> [RECORDS FOR THIS EXERCISE]:
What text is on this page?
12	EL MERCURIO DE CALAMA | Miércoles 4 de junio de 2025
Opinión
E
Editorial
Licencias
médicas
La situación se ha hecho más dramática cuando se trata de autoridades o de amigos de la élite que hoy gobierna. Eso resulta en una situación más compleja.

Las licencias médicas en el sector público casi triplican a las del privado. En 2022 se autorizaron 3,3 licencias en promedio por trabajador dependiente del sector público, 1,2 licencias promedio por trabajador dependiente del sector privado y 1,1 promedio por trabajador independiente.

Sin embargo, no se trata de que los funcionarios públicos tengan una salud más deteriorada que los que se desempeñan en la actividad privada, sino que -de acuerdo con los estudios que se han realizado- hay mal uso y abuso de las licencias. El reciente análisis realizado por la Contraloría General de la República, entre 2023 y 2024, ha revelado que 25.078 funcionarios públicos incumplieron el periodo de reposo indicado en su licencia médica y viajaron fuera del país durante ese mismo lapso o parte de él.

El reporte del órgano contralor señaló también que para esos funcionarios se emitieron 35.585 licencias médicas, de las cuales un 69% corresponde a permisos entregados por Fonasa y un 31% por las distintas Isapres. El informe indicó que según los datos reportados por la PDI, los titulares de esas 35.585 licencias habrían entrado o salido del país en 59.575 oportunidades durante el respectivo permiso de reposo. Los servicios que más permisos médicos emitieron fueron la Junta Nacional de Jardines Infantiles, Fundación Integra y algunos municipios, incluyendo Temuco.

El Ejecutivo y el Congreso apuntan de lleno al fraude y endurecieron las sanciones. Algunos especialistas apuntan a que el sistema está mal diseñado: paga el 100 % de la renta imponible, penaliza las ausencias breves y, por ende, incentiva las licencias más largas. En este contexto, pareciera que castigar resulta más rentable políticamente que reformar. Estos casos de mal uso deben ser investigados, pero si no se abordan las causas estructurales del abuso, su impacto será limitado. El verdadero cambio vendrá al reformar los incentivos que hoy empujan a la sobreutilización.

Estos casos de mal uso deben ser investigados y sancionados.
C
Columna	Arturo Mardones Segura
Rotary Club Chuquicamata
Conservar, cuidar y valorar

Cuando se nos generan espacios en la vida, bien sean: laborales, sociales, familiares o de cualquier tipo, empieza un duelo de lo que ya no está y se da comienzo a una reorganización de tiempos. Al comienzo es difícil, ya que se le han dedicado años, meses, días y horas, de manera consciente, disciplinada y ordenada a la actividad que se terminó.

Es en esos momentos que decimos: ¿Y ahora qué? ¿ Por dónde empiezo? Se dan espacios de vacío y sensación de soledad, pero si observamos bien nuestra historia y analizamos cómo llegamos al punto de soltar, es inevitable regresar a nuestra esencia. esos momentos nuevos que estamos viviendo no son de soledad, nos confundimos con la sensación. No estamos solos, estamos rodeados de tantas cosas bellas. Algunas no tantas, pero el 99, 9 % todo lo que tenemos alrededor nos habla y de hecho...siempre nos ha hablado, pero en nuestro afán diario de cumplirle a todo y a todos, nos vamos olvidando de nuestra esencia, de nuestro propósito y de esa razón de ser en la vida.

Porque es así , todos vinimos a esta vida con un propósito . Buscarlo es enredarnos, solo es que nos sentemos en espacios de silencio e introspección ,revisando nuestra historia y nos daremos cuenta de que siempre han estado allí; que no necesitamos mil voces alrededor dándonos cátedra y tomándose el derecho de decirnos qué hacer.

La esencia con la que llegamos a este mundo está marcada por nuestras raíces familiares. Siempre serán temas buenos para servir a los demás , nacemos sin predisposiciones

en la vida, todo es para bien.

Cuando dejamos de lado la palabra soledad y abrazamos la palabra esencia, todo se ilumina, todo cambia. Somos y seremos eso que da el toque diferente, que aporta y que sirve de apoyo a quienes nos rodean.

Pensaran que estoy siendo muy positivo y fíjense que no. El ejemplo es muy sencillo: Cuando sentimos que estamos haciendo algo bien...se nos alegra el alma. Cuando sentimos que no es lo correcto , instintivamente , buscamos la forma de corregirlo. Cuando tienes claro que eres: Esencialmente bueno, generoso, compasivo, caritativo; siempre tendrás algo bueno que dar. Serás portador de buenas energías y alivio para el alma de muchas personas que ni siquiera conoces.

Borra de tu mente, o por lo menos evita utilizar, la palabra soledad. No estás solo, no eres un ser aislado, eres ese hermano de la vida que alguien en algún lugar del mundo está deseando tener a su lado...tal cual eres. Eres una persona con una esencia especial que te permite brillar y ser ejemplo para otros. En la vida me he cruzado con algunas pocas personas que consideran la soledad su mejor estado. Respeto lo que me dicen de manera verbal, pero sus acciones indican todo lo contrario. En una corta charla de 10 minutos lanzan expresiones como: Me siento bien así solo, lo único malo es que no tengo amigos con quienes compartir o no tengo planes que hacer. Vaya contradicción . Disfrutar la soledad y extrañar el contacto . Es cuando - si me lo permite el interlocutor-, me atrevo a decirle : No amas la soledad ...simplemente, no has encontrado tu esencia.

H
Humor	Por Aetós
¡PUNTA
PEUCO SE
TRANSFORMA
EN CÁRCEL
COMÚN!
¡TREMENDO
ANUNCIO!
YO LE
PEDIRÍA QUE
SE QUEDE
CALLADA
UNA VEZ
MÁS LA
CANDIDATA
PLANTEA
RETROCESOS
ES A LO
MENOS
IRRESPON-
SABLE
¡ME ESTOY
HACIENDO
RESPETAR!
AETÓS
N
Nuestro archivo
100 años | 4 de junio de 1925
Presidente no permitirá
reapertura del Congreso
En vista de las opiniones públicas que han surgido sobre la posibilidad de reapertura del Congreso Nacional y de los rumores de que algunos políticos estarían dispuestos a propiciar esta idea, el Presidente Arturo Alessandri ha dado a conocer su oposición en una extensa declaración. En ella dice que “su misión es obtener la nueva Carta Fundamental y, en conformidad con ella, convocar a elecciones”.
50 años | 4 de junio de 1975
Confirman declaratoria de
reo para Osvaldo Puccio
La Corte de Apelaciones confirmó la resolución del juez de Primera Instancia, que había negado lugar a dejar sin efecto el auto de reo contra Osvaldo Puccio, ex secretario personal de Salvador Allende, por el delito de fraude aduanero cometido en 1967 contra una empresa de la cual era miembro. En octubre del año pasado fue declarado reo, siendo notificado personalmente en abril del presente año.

> [WORK TO BE COMPLETED]: Repeat the material above in full, exactly as it stands.

> [REPLY]:
What text is on this page?
12	EL MERCURIO DE CALAMA | Miércoles 4 de junio de 2025
Opinión
E
Editorial
Licencias
médicas
La situación se ha hecho más dramática cuando se trata de autoridades o de amigos de la élite que hoy gobierna. Eso resulta en una situación más compleja.

Las licencias médicas en el sector público casi triplican a las del privado. En 2022 se autorizaron 3,3 licencias en promedio por trabajador dependiente del sector público, 1,2 licencias promedio por trabajador dependiente del sector privado y 1,1 promedio por trabajador independiente.

Sin embargo, no se trata de que los funcionarios públicos tengan una salud más deteriorada que los que se desempeñan en la actividad privada, sino que -de acuerdo con los estudios que se han realizado- hay mal uso y abuso de las licencias. El reciente análisis realizado por la Contraloría General de la República, entre 2023 y 2024, ha revelado que 25.078 funcionarios públicos incumplieron el periodo de reposo indicado en su licencia médica y viajaron fuera del país durante ese mismo lapso o parte de él.

El reporte del órgano contralor señaló también que para esos funcionarios se emitieron 35.585 licencias médicas, de las cuales un 69% corresponde a permisos entregados por Fonasa y un 31% por las distintas Isapres. El informe indicó que según los datos reportados por la PDI, los titulares de esas 35.585 licencias habrían entrado o salido del país en 59.575 oportunidades durante el respectivo permiso de reposo. Los servicios que más permisos médicos emitieron fueron la Junta Nacional de Jardines Infantiles, Fundación Integra y algunos municipios, incluyendo Temuco.

El Ejecutivo y el Congreso apuntan de lleno al fraude y endurecieron las sanciones. Algunos especialistas apuntan a que el sistema está mal diseñado: paga el 100 % de la renta imponible, penaliza las ausencias breves y, por ende, incentiva las licencias más largas. En este contexto, pareciera que castigar resulta más rentable políticamente que reformar. Estos casos de mal uso deben ser investigados, pero si no se abordan las causas estructurales del abuso, su impacto será limitado. El verdadero cambio vendrá al reformar los incentivos que hoy empujan a la sobreutilización.

Estos casos de mal uso deben ser investigados y sancionados.
C
Columna	Arturo Mardones Segura
Rotary Club Chuquicamata
Conservar, cuidar y valorar

Cuando se nos generan espacios en la vida, bien sean: laborales, sociales, familiares o de cualquier tipo, empieza un duelo de lo que ya no está y se da comienzo a una reorganización de tiempos. Al comienzo es difícil, ya que se le han dedicado años, meses, días y horas, de manera consciente, disciplinada y ordenada a la actividad que se terminó.

Es en esos momentos que decimos: ¿Y ahora qué? ¿ Por dónde empiezo? Se dan espacios de vacío y sensación de soledad, pero si observamos bien nuestra historia y analizamos cómo llegamos al punto de soltar, es inevitable regresar a nuestra esencia. esos momentos nuevos que estamos viviendo no son de soledad, nos confundimos con la sensación. No estamos solos, estamos rodeados de tantas cosas bellas. Algunas no tantas, pero el 99, 9 % todo lo que tenemos alrededor nos habla y de hecho...siempre nos ha hablado, pero en nuestro afán diario de cumplirle a todo y a todos, nos vamos olvidando de nuestra esencia, de nuestro propósito y de esa razón de ser en la vida.

Porque es así , todos vinimos a esta vida con un propósito . Buscarlo es enredarnos, solo es que nos sentemos en espacios de silencio e introspección ,revisando nuestra historia y nos daremos cuenta de que siempre han estado allí; que no necesitamos mil voces alrededor dándonos cátedra y tomándose el derecho de decirnos qué hacer.

La esencia con la que llegamos a este mundo está marcada por nuestras raíces familiares. Siempre serán temas buenos para servir a los demás , nacemos sin predisposiciones

en la vida, todo es para bien.

Cuando dejamos de lado la palabra soledad y abrazamos la palabra esencia, todo se ilumina, todo cambia. Somos y seremos eso que da el toque diferente, que aporta y que sirve de apoyo a quienes nos rodean.

Pensaran que estoy siendo muy positivo y fíjense que no. El ejemplo es muy sencillo: Cuando sentimos que estamos haciendo algo bien...se nos alegra el alma. Cuando sentimos que no es lo correcto , instintivamente , buscamos la forma de corregirlo. Cuando tienes claro que eres: Esencialmente bueno, generoso, compasivo, caritativo; siempre tendrás algo bueno que dar. Serás portador de buenas energías y alivio para el alma de muchas personas que ni siquiera conoces.

Borra de tu mente, o por lo menos evita utilizar, la palabra soledad. No estás solo, no eres un ser aislado, eres ese hermano de la vida que alguien en algún lugar del mundo está deseando tener a su lado...tal cual eres. Eres una persona con una esencia especial que te permite brillar y ser ejemplo para otros. En la vida me he cruzado con algunas pocas personas que consideran la soledad su mejor estado. Respeto lo que me dicen de manera verbal, pero sus acciones indican todo lo contrario. En una corta charla de 10 minutos lanzan expresiones como: Me siento bien así solo, lo único malo es que no tengo amigos con quienes compartir o no tengo planes que hacer. Vaya contradicción . Disfrutar la soledad y extrañar el contacto . Es cuando - si me lo permite el interlocutor-, me atrevo a decirle : No amas la soledad ...simplemente, no has encontrado tu esencia.

H
Humor	Por Aetós
¡PUNTA
PEUCO SE
TRANSFORMA
EN CÁRCEL
COMÚN!
¡TREMENDO
ANUNCIO!
YO LE
PEDIRÍA QUE
SE QUEDE
CALLADA
UNA VEZ
MÁS LA
CANDIDATA
PLANTEA
RETROCESOS
ES A LO
MENOS
IRRESPON-
SABLE
¡ME ESTOY
HACIENDO
RESPETAR!
AETÓS
N
Nuestro archivo
100 años | 4 de junio de 1925
Presidente no permitirá
reapertura del Congreso
En vista de las opiniones públicas que han surgido sobre la posibilidad de reapertura del Congreso Nacional y de los rumores de que algunos políticos estarían dispuestos a propiciar esta idea, el Presidente Arturo Alessandri ha dado a conocer su oposición en una extensa declaración. En ella dice que “su misión es obtener la nueva Carta Fundamental y, en conformidad con ella, convocar a elecciones”.
50 años | 4 de junio de 1975
Confirman declaratoria de
reo para Osvaldo Puccio
La Corte de Apelaciones confirmó la resolución del juez de Primera Instancia, que había negado lugar a dejar sin efecto el auto de reo contra Osvaldo Puccio, ex secretario personal de Salvador Allende, por el delito de fraude aduanero cometido en 1967 contra una empresa de la cual era miembro. En octubre del año pasado fue declarado reo, siendo notificado personalmente en abril del presente año.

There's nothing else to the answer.